- Do this -
Collect every line that includes the string "rate".

- Information shown -
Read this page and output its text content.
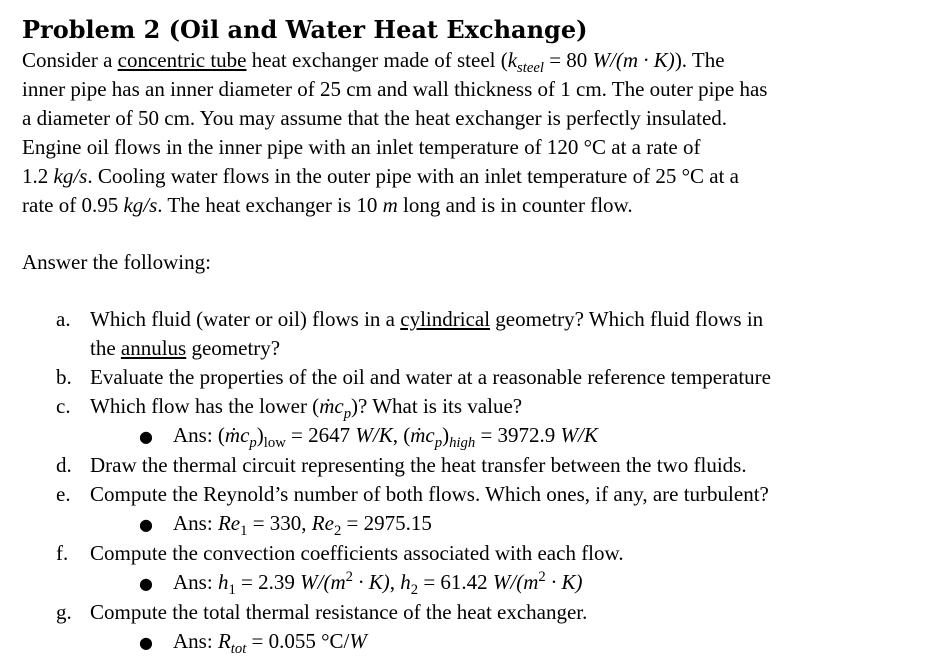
Problem 2 (Oil and Water Heat Exchange)
Consider a concentric tube heat exchanger made of steel ($k_{steel} = 80$ W/(m · K)). The
inner pipe has an inner diameter of 25 cm and wall thickness of 1 cm. The outer pipe has
a diameter of 50 cm. You may assume that the heat exchanger is perfectly insulated.
Engine oil flows in the inner pipe with an inlet temperature of 120 °C at a rate of
1.2 kg/s. Cooling water flows in the outer pipe with an inlet temperature of 25 °C at a
rate of 0.95 kg/s. The heat exchanger is 10 m long and is in counter flow.
Answer the following:
a. Which fluid (water or oil) flows in a cylindrical geometry? Which fluid flows in
the annulus geometry?
b. Evaluate the properties of the oil and water at a reasonable reference temperature
c. Which flow has the lower (ṁc$_p$)? What is its value?
● Ans: $(ṁc_p)_{low} = 2647$ W/K, $(ṁc_p)_{high} = 3972.9$ W/K
d. Draw the thermal circuit representing the heat transfer between the two fluids.
e. Compute the Reynold’s number of both flows. Which ones, if any, are turbulent?
● Ans: $Re_1 = 330$, $Re_2 = 2975.15$
f.	Compute the convection coefficients associated with each flow.
● Ans: $h_1 = 2.39$ $W/(m^2 \cdot K)$, $h_2 = 61.42$ $W/(m^2 \cdot K)$
g. Compute the total thermal resistance of the heat exchanger.
● Ans: $R_{tot} = 0.055$ °C/W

- Expected answer -
Engine oil flows in the inner pipe with an inlet temperature of 120 °C at a rate of
rate of 0.95 kg/s. The heat exchanger is 10 m long and is in counter flow.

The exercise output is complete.